[Exercise] Determine the count of lines holding "xlabel" and give that count alone.

[The input]
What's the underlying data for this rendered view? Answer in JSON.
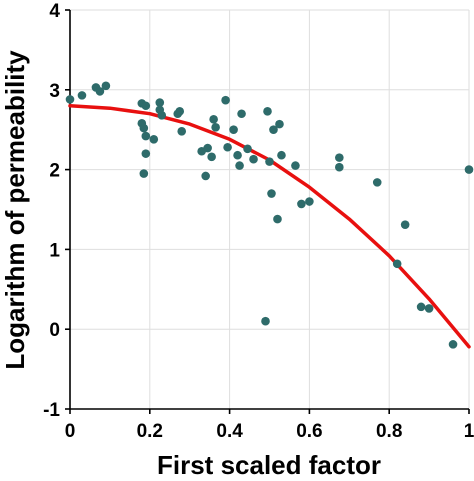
{
  "chart_data": {
    "type": "scatter",
    "xlabel": "First scaled factor",
    "ylabel": "Logarithm of permeability",
    "xlim": [
      0,
      1
    ],
    "ylim": [
      -1,
      4
    ],
    "xticks": [
      0,
      0.2,
      0.4,
      0.6,
      0.8,
      1
    ],
    "xtick_labels": [
      "0",
      "0.2",
      "0.4",
      "0.6",
      "0.8",
      "1"
    ],
    "yticks": [
      -1,
      0,
      1,
      2,
      3,
      4
    ],
    "ytick_labels": [
      "-1",
      "0",
      "1",
      "2",
      "3",
      "4"
    ],
    "grid": true,
    "colors": {
      "points": "#2e6b6a",
      "fit_line": "#e8100f",
      "grid": "#dedede",
      "axis": "#000000"
    },
    "series": [
      {
        "kind": "points",
        "x": [
          0.0,
          0.03,
          0.065,
          0.075,
          0.09,
          0.18,
          0.18,
          0.185,
          0.19,
          0.19,
          0.185,
          0.19,
          0.21,
          0.225,
          0.225,
          0.23,
          0.27,
          0.275,
          0.28,
          0.33,
          0.34,
          0.345,
          0.355,
          0.36,
          0.365,
          0.39,
          0.395,
          0.41,
          0.42,
          0.425,
          0.43,
          0.445,
          0.46,
          0.49,
          0.495,
          0.5,
          0.505,
          0.51,
          0.52,
          0.525,
          0.53,
          0.565,
          0.58,
          0.6,
          0.675,
          0.675,
          0.77,
          0.82,
          0.84,
          0.88,
          0.9,
          0.96,
          1.0
        ],
        "y": [
          2.88,
          2.93,
          3.03,
          2.98,
          3.05,
          2.83,
          2.58,
          2.52,
          2.42,
          2.2,
          1.95,
          2.8,
          2.38,
          2.84,
          2.75,
          2.68,
          2.7,
          2.73,
          2.48,
          2.23,
          1.92,
          2.27,
          2.16,
          2.63,
          2.53,
          2.87,
          2.28,
          2.5,
          2.18,
          2.05,
          2.7,
          2.26,
          2.13,
          0.1,
          2.73,
          2.1,
          1.7,
          2.5,
          1.38,
          2.57,
          2.18,
          2.05,
          1.57,
          1.6,
          2.03,
          2.15,
          1.84,
          0.82,
          1.31,
          0.28,
          0.26,
          -0.19,
          2.0
        ]
      },
      {
        "kind": "fit",
        "x": [
          0,
          0.1,
          0.2,
          0.3,
          0.4,
          0.5,
          0.6,
          0.7,
          0.8,
          0.9,
          1.0
        ],
        "y": [
          2.8,
          2.77,
          2.7,
          2.57,
          2.38,
          2.12,
          1.78,
          1.38,
          0.92,
          0.38,
          -0.22
        ]
      }
    ]
  }
}
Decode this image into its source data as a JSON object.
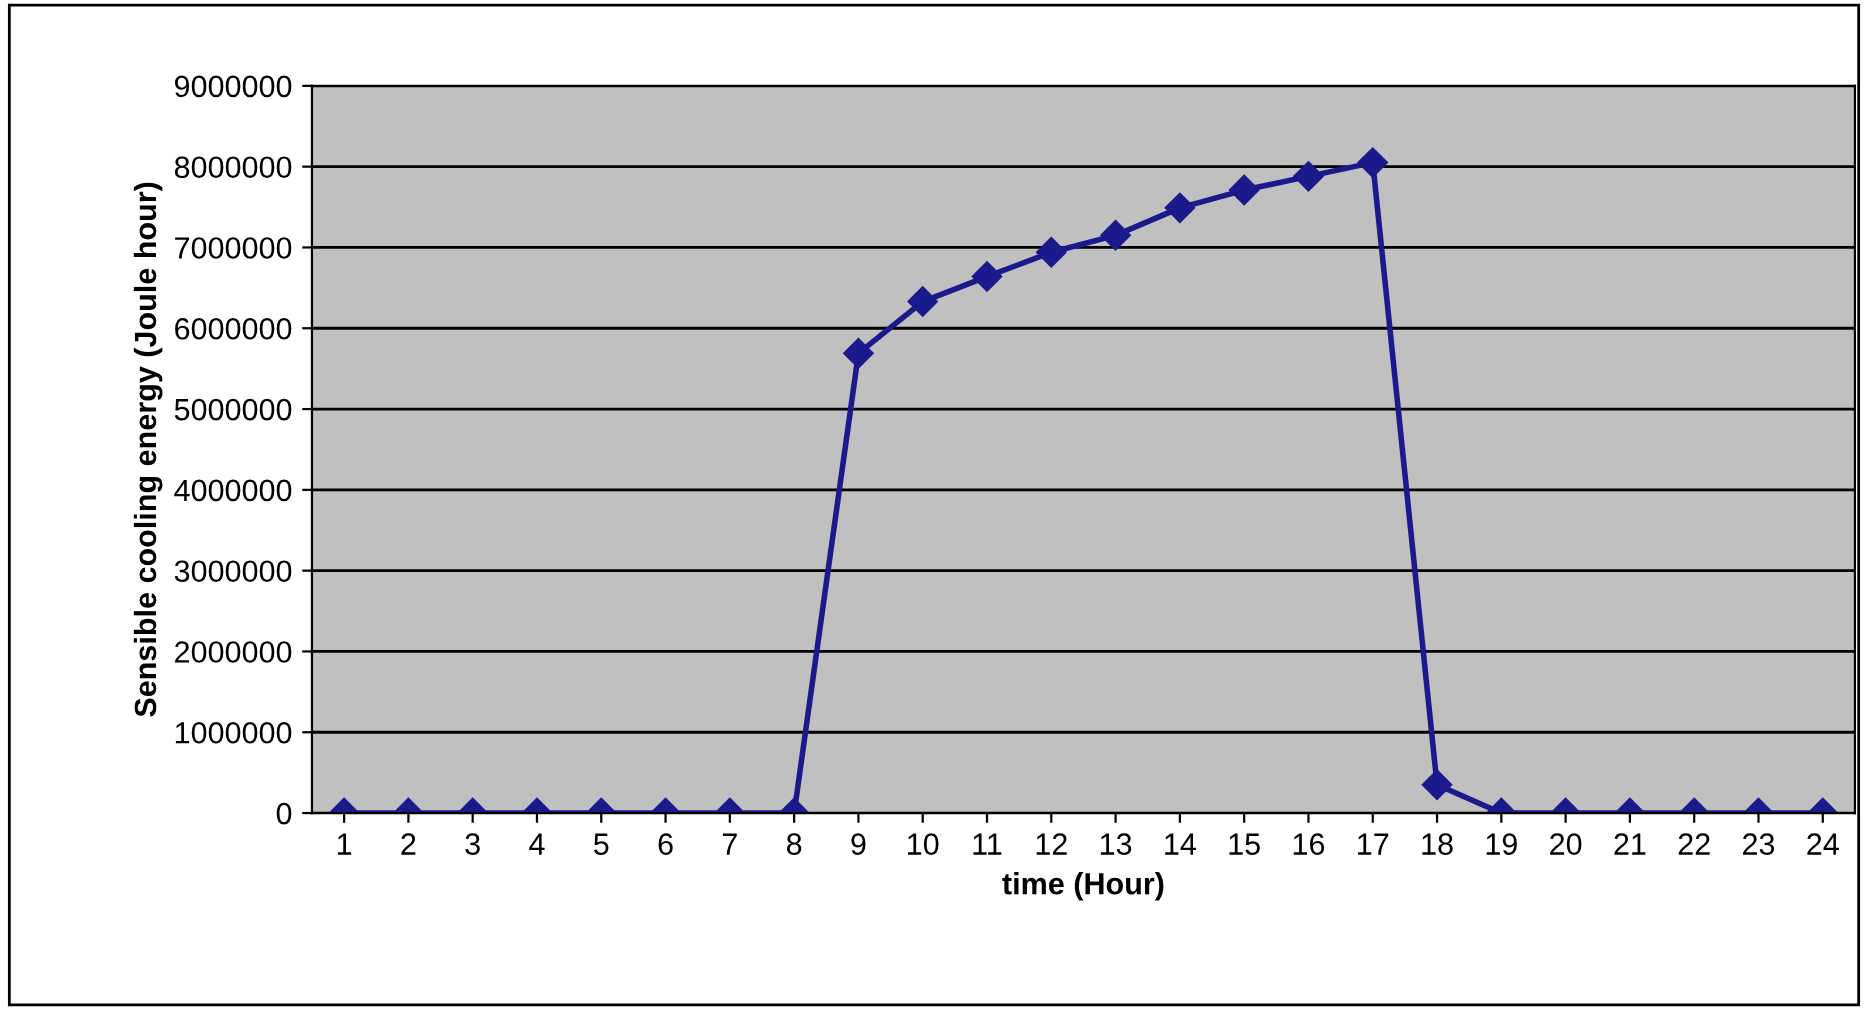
{
  "chart_data": {
    "type": "line",
    "xlabel": "time (Hour)",
    "ylabel": "Sensible cooling energy (Joule hour)",
    "categories": [
      "1",
      "2",
      "3",
      "4",
      "5",
      "6",
      "7",
      "8",
      "9",
      "10",
      "11",
      "12",
      "13",
      "14",
      "15",
      "16",
      "17",
      "18",
      "19",
      "20",
      "21",
      "22",
      "23",
      "24"
    ],
    "series": [
      {
        "color": "#1a1a8c",
        "values": [
          0,
          0,
          0,
          0,
          0,
          0,
          0,
          0,
          5690000,
          6330000,
          6640000,
          6940000,
          7150000,
          7490000,
          7710000,
          7880000,
          8050000,
          350000,
          0,
          0,
          0,
          0,
          0,
          0
        ]
      }
    ],
    "ylim": [
      0,
      9000000
    ],
    "yticks": [
      0,
      1000000,
      2000000,
      3000000,
      4000000,
      5000000,
      6000000,
      7000000,
      8000000,
      9000000
    ],
    "grid": "y",
    "legend": false,
    "marker": "diamond",
    "line_style": "solid"
  }
}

[Answer to this problem] 2